— Recorded data —
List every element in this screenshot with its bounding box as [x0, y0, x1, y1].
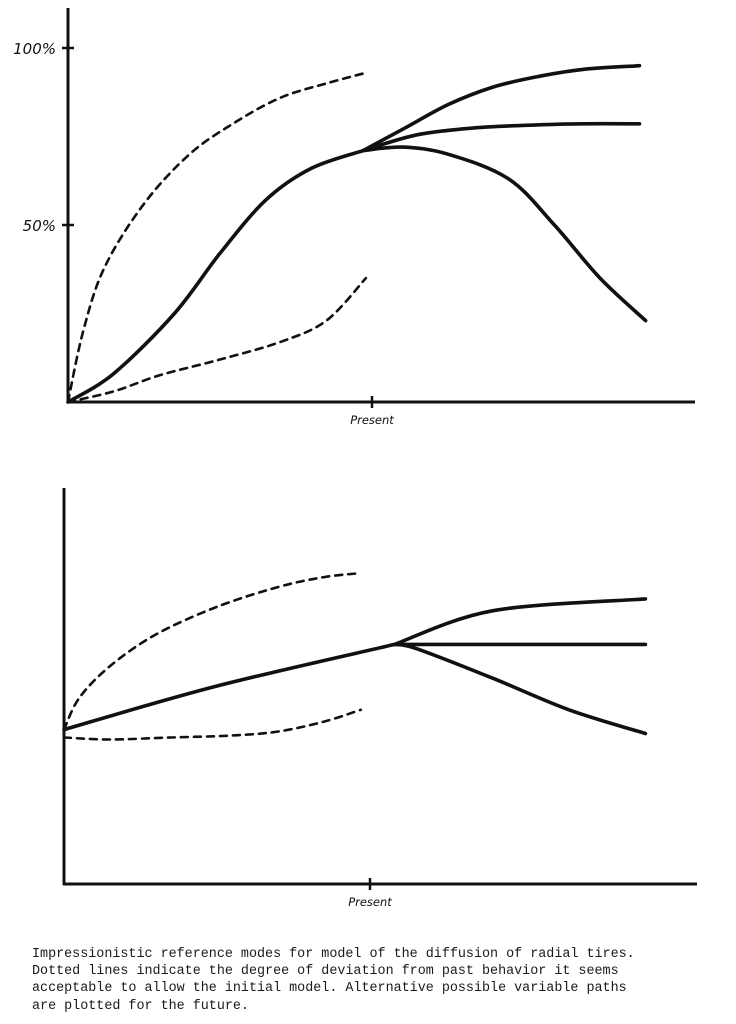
dashed-series-5	[62, 708, 363, 741]
solid-series-0	[62, 642, 397, 732]
x-tick-label: Present	[350, 413, 394, 427]
solid-series-3	[361, 145, 648, 323]
figure: 100% 50% Present Present	[13, 8, 697, 909]
solid-series-1	[392, 597, 648, 647]
figure-caption: Impressionistic reference modes for mode…	[32, 947, 635, 1014]
lower-chart: Present	[62, 488, 697, 909]
upper-chart: 100% 50% Present	[13, 8, 695, 427]
y-tick-label: 100%	[13, 40, 56, 58]
dashed-series-4	[66, 71, 368, 404]
solid-series-3	[392, 642, 648, 736]
solid-series-2	[361, 121, 642, 153]
solid-series-0	[66, 148, 365, 404]
solid-series-1	[361, 63, 642, 153]
x-tick-label: Present	[348, 895, 392, 909]
dashed-series-5	[66, 276, 368, 404]
dashed-series-4	[62, 571, 363, 731]
y-tick-label: 50%	[23, 217, 56, 235]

— The request —
Could you write out the lines of the material starting at the one containing "708, 363, 741]" and ending at the one containing "upper-chart: 100% 50%", reproduced verbatim?

— Response to this task —
dashed-series-5	[62, 708, 363, 741]
solid-series-0	[62, 642, 397, 732]
x-tick-label: Present	[350, 413, 394, 427]
solid-series-3	[361, 145, 648, 323]
figure: 100% 50% Present Present	[13, 8, 697, 909]
solid-series-1	[392, 597, 648, 647]
figure-caption: Impressionistic reference modes for mode…	[32, 947, 635, 1014]
lower-chart: Present	[62, 488, 697, 909]
upper-chart: 100% 50% Present	[13, 8, 695, 427]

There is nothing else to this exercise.